Stored records:
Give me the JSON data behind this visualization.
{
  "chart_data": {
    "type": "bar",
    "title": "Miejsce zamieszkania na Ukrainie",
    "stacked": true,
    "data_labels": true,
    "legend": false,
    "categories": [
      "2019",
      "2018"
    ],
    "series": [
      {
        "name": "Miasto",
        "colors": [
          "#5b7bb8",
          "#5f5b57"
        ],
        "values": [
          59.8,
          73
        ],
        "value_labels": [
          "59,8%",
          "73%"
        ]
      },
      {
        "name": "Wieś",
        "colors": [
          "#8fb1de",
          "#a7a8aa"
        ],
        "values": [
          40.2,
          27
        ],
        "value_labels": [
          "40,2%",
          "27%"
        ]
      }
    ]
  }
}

*TASK GOAL:* Produce a verbatim transcription of the entries above.

*WRITTEN SOLUTION:*
Give me the JSON data behind this visualization.
{
  "chart_data": {
    "type": "bar",
    "title": "Miejsce zamieszkania na Ukrainie",
    "stacked": true,
    "data_labels": true,
    "legend": false,
    "categories": [
      "2019",
      "2018"
    ],
    "series": [
      {
        "name": "Miasto",
        "colors": [
          "#5b7bb8",
          "#5f5b57"
        ],
        "values": [
          59.8,
          73
        ],
        "value_labels": [
          "59,8%",
          "73%"
        ]
      },
      {
        "name": "Wieś",
        "colors": [
          "#8fb1de",
          "#a7a8aa"
        ],
        "values": [
          40.2,
          27
        ],
        "value_labels": [
          "40,2%",
          "27%"
        ]
      }
    ]
  }
}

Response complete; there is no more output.